::: Source records :::
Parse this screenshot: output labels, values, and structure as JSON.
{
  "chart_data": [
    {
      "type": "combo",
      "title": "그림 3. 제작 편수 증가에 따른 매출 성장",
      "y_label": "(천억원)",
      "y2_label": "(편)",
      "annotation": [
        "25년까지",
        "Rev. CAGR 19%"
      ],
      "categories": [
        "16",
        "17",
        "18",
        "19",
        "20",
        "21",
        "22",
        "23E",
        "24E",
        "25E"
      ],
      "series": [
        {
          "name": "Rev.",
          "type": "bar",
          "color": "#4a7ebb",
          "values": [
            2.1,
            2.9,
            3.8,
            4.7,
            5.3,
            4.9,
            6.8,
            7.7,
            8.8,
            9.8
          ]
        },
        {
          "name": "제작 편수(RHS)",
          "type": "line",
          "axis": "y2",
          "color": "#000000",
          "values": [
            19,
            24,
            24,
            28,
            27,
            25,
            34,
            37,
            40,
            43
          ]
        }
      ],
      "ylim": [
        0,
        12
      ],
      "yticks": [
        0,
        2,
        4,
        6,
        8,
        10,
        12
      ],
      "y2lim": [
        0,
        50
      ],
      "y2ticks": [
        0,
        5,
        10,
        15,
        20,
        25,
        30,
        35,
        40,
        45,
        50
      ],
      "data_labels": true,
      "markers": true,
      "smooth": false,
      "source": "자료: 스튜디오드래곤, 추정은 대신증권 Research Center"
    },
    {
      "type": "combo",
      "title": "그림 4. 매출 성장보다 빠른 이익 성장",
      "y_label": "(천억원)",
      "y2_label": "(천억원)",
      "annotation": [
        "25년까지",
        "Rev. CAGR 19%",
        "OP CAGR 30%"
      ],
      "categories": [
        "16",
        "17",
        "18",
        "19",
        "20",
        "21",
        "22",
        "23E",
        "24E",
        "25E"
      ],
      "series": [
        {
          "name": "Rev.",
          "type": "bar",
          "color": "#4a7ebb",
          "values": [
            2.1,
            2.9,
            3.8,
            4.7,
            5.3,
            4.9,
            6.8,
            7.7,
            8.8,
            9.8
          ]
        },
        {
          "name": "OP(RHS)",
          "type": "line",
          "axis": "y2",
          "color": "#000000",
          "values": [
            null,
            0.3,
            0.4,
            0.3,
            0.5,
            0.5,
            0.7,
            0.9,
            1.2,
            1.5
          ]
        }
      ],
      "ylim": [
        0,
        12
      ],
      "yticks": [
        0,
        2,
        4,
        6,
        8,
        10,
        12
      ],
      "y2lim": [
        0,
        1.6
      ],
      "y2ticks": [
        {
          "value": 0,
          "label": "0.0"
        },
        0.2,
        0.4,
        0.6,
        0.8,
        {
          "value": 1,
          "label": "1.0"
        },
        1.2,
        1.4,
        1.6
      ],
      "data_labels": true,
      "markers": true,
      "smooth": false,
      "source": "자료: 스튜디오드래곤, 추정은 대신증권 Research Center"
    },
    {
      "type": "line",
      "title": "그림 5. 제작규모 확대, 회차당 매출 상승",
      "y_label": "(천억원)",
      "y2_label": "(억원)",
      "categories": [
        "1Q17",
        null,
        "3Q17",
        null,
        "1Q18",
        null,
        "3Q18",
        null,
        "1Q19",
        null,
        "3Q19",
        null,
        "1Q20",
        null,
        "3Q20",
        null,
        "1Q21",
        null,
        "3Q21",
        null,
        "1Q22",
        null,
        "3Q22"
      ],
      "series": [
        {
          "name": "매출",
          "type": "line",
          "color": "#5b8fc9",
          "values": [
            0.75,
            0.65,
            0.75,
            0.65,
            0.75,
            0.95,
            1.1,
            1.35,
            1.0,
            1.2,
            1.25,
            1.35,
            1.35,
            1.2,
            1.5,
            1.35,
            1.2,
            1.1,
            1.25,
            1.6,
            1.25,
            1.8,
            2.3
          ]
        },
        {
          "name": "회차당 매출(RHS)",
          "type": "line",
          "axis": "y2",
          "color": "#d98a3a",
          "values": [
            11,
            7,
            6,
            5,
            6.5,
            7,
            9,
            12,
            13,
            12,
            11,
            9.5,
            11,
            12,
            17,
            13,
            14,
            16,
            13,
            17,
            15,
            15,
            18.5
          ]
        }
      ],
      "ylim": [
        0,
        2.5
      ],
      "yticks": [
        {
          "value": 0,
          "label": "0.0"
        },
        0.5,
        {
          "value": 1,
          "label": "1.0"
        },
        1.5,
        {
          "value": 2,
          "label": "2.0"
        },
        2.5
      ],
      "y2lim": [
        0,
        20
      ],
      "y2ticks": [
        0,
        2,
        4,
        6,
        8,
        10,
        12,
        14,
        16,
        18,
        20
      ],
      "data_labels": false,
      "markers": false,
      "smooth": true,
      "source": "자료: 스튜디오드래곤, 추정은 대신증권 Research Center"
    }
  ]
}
:::
Output all of the data above without any alteration.

Parse this screenshot: output labels, values, and structure as JSON.
{
  "chart_data": [
    {
      "type": "combo",
      "title": "그림 3. 제작 편수 증가에 따른 매출 성장",
      "y_label": "(천억원)",
      "y2_label": "(편)",
      "annotation": [
        "25년까지",
        "Rev. CAGR 19%"
      ],
      "categories": [
        "16",
        "17",
        "18",
        "19",
        "20",
        "21",
        "22",
        "23E",
        "24E",
        "25E"
      ],
      "series": [
        {
          "name": "Rev.",
          "type": "bar",
          "color": "#4a7ebb",
          "values": [
            2.1,
            2.9,
            3.8,
            4.7,
            5.3,
            4.9,
            6.8,
            7.7,
            8.8,
            9.8
          ]
        },
        {
          "name": "제작 편수(RHS)",
          "type": "line",
          "axis": "y2",
          "color": "#000000",
          "values": [
            19,
            24,
            24,
            28,
            27,
            25,
            34,
            37,
            40,
            43
          ]
        }
      ],
      "ylim": [
        0,
        12
      ],
      "yticks": [
        0,
        2,
        4,
        6,
        8,
        10,
        12
      ],
      "y2lim": [
        0,
        50
      ],
      "y2ticks": [
        0,
        5,
        10,
        15,
        20,
        25,
        30,
        35,
        40,
        45,
        50
      ],
      "data_labels": true,
      "markers": true,
      "smooth": false,
      "source": "자료: 스튜디오드래곤, 추정은 대신증권 Research Center"
    },
    {
      "type": "combo",
      "title": "그림 4. 매출 성장보다 빠른 이익 성장",
      "y_label": "(천억원)",
      "y2_label": "(천억원)",
      "annotation": [
        "25년까지",
        "Rev. CAGR 19%",
        "OP CAGR 30%"
      ],
      "categories": [
        "16",
        "17",
        "18",
        "19",
        "20",
        "21",
        "22",
        "23E",
        "24E",
        "25E"
      ],
      "series": [
        {
          "name": "Rev.",
          "type": "bar",
          "color": "#4a7ebb",
          "values": [
            2.1,
            2.9,
            3.8,
            4.7,
            5.3,
            4.9,
            6.8,
            7.7,
            8.8,
            9.8
          ]
        },
        {
          "name": "OP(RHS)",
          "type": "line",
          "axis": "y2",
          "color": "#000000",
          "values": [
            null,
            0.3,
            0.4,
            0.3,
            0.5,
            0.5,
            0.7,
            0.9,
            1.2,
            1.5
          ]
        }
      ],
      "ylim": [
        0,
        12
      ],
      "yticks": [
        0,
        2,
        4,
        6,
        8,
        10,
        12
      ],
      "y2lim": [
        0,
        1.6
      ],
      "y2ticks": [
        {
          "value": 0,
          "label": "0.0"
        },
        0.2,
        0.4,
        0.6,
        0.8,
        {
          "value": 1,
          "label": "1.0"
        },
        1.2,
        1.4,
        1.6
      ],
      "data_labels": true,
      "markers": true,
      "smooth": false,
      "source": "자료: 스튜디오드래곤, 추정은 대신증권 Research Center"
    },
    {
      "type": "line",
      "title": "그림 5. 제작규모 확대, 회차당 매출 상승",
      "y_label": "(천억원)",
      "y2_label": "(억원)",
      "categories": [
        "1Q17",
        null,
        "3Q17",
        null,
        "1Q18",
        null,
        "3Q18",
        null,
        "1Q19",
        null,
        "3Q19",
        null,
        "1Q20",
        null,
        "3Q20",
        null,
        "1Q21",
        null,
        "3Q21",
        null,
        "1Q22",
        null,
        "3Q22"
      ],
      "series": [
        {
          "name": "매출",
          "type": "line",
          "color": "#5b8fc9",
          "values": [
            0.75,
            0.65,
            0.75,
            0.65,
            0.75,
            0.95,
            1.1,
            1.35,
            1.0,
            1.2,
            1.25,
            1.35,
            1.35,
            1.2,
            1.5,
            1.35,
            1.2,
            1.1,
            1.25,
            1.6,
            1.25,
            1.8,
            2.3
          ]
        },
        {
          "name": "회차당 매출(RHS)",
          "type": "line",
          "axis": "y2",
          "color": "#d98a3a",
          "values": [
            11,
            7,
            6,
            5,
            6.5,
            7,
            9,
            12,
            13,
            12,
            11,
            9.5,
            11,
            12,
            17,
            13,
            14,
            16,
            13,
            17,
            15,
            15,
            18.5
          ]
        }
      ],
      "ylim": [
        0,
        2.5
      ],
      "yticks": [
        {
          "value": 0,
          "label": "0.0"
        },
        0.5,
        {
          "value": 1,
          "label": "1.0"
        },
        1.5,
        {
          "value": 2,
          "label": "2.0"
        },
        2.5
      ],
      "y2lim": [
        0,
        20
      ],
      "y2ticks": [
        0,
        2,
        4,
        6,
        8,
        10,
        12,
        14,
        16,
        18,
        20
      ],
      "data_labels": false,
      "markers": false,
      "smooth": true,
      "source": "자료: 스튜디오드래곤, 추정은 대신증권 Research Center"
    }
  ]
}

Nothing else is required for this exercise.